- **Given records**
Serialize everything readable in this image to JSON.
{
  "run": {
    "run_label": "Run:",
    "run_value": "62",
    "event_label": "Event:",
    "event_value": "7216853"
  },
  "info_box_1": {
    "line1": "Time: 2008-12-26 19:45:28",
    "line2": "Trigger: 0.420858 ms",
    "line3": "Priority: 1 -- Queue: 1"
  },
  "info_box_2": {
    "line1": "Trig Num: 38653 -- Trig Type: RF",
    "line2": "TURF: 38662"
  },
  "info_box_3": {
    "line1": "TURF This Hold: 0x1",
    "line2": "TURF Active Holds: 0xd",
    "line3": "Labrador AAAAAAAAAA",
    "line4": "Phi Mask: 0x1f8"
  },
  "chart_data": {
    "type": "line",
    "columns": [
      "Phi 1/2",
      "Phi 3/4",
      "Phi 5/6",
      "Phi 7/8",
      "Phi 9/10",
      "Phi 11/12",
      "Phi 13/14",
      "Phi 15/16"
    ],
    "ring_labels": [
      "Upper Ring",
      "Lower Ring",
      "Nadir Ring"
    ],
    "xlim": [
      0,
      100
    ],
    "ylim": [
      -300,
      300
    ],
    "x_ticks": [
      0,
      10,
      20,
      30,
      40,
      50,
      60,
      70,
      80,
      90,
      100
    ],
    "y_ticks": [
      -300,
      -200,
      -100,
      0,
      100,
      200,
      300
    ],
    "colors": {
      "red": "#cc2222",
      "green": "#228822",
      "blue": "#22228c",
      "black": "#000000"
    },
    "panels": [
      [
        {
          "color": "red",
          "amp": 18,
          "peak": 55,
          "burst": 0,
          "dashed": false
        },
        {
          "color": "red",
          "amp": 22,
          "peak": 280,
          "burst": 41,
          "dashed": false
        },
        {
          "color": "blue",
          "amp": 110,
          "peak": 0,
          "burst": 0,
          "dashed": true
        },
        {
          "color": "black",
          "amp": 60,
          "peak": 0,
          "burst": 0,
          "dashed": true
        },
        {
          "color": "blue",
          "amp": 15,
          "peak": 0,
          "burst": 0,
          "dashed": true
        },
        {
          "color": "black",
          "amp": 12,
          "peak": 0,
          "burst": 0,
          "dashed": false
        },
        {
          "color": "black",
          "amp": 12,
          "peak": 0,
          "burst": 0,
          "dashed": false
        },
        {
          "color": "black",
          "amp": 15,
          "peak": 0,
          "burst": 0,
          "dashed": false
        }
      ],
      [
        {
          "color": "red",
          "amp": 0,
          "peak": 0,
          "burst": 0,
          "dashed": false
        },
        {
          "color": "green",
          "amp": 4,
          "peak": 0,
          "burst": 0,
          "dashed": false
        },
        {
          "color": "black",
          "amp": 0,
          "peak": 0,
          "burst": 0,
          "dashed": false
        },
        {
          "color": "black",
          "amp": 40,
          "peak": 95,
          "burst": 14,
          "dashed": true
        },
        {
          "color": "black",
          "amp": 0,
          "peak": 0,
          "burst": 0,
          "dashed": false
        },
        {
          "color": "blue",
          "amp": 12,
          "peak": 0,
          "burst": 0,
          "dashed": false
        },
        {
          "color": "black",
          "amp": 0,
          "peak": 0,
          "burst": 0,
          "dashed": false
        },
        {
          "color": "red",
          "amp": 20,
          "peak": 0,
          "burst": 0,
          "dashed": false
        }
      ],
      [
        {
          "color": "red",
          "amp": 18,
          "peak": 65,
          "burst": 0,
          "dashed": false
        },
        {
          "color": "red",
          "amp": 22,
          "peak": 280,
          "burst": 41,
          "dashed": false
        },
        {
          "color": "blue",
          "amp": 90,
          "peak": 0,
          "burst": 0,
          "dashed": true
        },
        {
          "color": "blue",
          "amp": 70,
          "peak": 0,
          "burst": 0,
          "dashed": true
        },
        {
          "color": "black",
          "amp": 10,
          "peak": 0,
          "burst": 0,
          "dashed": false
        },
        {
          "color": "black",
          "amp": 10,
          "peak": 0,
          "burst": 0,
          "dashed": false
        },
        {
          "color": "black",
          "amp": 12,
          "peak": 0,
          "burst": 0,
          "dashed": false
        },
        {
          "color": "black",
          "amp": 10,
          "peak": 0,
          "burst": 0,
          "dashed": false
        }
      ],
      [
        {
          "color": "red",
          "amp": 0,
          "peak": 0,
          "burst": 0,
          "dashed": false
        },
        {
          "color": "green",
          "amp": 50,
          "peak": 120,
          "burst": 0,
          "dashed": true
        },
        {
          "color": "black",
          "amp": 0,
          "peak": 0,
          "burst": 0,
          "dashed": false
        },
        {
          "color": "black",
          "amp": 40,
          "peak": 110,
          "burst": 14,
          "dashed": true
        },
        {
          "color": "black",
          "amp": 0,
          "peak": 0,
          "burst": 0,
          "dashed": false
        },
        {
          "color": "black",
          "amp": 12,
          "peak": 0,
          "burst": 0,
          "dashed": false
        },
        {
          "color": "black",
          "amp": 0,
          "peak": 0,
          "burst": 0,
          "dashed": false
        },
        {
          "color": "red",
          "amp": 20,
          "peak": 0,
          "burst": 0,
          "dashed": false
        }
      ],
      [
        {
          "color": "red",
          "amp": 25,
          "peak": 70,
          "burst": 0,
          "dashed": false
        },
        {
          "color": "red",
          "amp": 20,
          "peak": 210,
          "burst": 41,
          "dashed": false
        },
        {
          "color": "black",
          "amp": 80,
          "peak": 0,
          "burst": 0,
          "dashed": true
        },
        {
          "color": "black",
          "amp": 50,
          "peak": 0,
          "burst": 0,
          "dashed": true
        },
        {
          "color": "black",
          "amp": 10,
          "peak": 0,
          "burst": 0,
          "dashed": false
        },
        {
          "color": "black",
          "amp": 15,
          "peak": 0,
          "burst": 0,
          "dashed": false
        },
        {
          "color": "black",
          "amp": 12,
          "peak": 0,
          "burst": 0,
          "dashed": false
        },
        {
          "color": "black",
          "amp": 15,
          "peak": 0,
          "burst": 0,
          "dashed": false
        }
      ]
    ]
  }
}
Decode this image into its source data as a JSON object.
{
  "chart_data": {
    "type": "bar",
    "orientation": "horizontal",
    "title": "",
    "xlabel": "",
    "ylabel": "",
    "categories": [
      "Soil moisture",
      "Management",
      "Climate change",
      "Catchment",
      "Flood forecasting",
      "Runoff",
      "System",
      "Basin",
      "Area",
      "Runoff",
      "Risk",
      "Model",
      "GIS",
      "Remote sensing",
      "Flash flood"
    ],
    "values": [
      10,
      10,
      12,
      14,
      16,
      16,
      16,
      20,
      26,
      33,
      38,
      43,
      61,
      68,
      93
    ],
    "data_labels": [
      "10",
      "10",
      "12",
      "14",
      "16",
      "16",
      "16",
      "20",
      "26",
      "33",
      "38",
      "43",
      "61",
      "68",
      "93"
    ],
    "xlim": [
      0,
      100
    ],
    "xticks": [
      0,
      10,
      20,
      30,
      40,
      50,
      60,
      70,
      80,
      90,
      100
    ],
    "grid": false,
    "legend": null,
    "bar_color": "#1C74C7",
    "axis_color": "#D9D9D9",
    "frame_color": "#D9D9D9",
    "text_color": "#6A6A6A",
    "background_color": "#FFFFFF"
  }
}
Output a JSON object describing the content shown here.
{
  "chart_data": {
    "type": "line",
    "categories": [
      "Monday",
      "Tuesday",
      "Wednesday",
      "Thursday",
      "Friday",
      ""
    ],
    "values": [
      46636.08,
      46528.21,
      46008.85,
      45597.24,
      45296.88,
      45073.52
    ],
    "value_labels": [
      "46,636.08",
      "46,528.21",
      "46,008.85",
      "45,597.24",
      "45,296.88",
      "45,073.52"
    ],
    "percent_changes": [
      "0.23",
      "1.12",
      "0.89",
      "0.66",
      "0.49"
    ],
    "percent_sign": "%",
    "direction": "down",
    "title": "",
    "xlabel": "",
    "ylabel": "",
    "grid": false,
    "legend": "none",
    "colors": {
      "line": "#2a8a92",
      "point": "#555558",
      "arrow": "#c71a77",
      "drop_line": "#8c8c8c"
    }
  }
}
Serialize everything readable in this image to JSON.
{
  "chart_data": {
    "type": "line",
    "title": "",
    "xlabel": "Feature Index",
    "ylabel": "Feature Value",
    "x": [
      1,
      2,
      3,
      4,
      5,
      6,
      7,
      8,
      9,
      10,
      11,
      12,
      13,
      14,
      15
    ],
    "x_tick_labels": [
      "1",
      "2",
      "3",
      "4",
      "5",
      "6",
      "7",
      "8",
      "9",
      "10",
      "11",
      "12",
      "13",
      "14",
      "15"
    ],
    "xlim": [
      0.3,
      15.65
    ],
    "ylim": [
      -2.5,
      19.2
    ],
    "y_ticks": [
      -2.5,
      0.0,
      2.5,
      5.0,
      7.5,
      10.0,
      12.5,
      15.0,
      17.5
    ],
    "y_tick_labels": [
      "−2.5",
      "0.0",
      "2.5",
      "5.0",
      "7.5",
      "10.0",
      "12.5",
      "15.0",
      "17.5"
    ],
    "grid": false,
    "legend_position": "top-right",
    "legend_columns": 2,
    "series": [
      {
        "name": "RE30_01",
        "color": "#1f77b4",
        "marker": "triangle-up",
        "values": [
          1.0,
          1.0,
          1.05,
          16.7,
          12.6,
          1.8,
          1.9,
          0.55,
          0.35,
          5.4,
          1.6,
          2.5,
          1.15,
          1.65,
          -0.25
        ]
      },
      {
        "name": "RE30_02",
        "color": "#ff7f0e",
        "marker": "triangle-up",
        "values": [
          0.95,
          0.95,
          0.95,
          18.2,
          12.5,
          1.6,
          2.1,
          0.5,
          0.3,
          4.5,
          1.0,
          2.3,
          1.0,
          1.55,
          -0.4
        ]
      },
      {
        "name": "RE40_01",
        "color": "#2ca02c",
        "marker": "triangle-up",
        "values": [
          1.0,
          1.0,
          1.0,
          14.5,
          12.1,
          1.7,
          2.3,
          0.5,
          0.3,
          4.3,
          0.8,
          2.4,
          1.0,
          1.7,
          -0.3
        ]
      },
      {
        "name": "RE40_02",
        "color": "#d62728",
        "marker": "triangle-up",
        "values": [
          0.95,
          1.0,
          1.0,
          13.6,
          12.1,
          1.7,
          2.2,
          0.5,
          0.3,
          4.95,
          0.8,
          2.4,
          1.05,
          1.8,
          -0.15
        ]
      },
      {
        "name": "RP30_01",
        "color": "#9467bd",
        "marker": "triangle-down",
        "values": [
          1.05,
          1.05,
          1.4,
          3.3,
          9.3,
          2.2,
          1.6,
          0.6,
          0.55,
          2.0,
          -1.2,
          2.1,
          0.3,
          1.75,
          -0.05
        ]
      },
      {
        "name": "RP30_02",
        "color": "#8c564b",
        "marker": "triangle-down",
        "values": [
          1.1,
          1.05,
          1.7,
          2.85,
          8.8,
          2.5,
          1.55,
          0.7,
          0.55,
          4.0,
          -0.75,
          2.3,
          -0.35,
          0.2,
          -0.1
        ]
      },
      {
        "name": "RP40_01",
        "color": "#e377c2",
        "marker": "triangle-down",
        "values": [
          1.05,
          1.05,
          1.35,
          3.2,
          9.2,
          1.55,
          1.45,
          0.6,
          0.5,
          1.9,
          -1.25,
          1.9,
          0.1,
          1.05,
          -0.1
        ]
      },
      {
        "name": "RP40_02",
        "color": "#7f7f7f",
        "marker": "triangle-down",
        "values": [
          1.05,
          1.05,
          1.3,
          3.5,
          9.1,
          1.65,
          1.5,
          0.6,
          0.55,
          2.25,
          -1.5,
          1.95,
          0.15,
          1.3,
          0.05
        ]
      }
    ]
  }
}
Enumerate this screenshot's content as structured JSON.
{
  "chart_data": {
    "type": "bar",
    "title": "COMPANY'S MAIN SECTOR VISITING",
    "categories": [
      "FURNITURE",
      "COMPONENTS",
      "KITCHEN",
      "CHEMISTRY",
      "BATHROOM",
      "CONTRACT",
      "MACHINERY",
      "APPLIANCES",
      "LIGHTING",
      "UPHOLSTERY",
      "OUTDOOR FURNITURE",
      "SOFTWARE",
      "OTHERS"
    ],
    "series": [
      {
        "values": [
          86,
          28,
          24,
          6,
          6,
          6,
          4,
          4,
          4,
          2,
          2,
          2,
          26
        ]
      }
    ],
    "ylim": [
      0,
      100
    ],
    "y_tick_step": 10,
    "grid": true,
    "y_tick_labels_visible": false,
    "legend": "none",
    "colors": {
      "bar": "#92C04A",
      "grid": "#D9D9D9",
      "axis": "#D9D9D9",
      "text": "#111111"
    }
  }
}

- **Written exercise**
Set down, exactly and in full, the lines from the one containing "Enumerate this screenshot's" through the end of the entries; no other line belongs.

- **Exercise answer**
Enumerate this screenshot's content as structured JSON.
{
  "chart_data": {
    "type": "bar",
    "title": "COMPANY'S MAIN SECTOR VISITING",
    "categories": [
      "FURNITURE",
      "COMPONENTS",
      "KITCHEN",
      "CHEMISTRY",
      "BATHROOM",
      "CONTRACT",
      "MACHINERY",
      "APPLIANCES",
      "LIGHTING",
      "UPHOLSTERY",
      "OUTDOOR FURNITURE",
      "SOFTWARE",
      "OTHERS"
    ],
    "series": [
      {
        "values": [
          86,
          28,
          24,
          6,
          6,
          6,
          4,
          4,
          4,
          2,
          2,
          2,
          26
        ]
      }
    ],
    "ylim": [
      0,
      100
    ],
    "y_tick_step": 10,
    "grid": true,
    "y_tick_labels_visible": false,
    "legend": "none",
    "colors": {
      "bar": "#92C04A",
      "grid": "#D9D9D9",
      "axis": "#D9D9D9",
      "text": "#111111"
    }
  }
}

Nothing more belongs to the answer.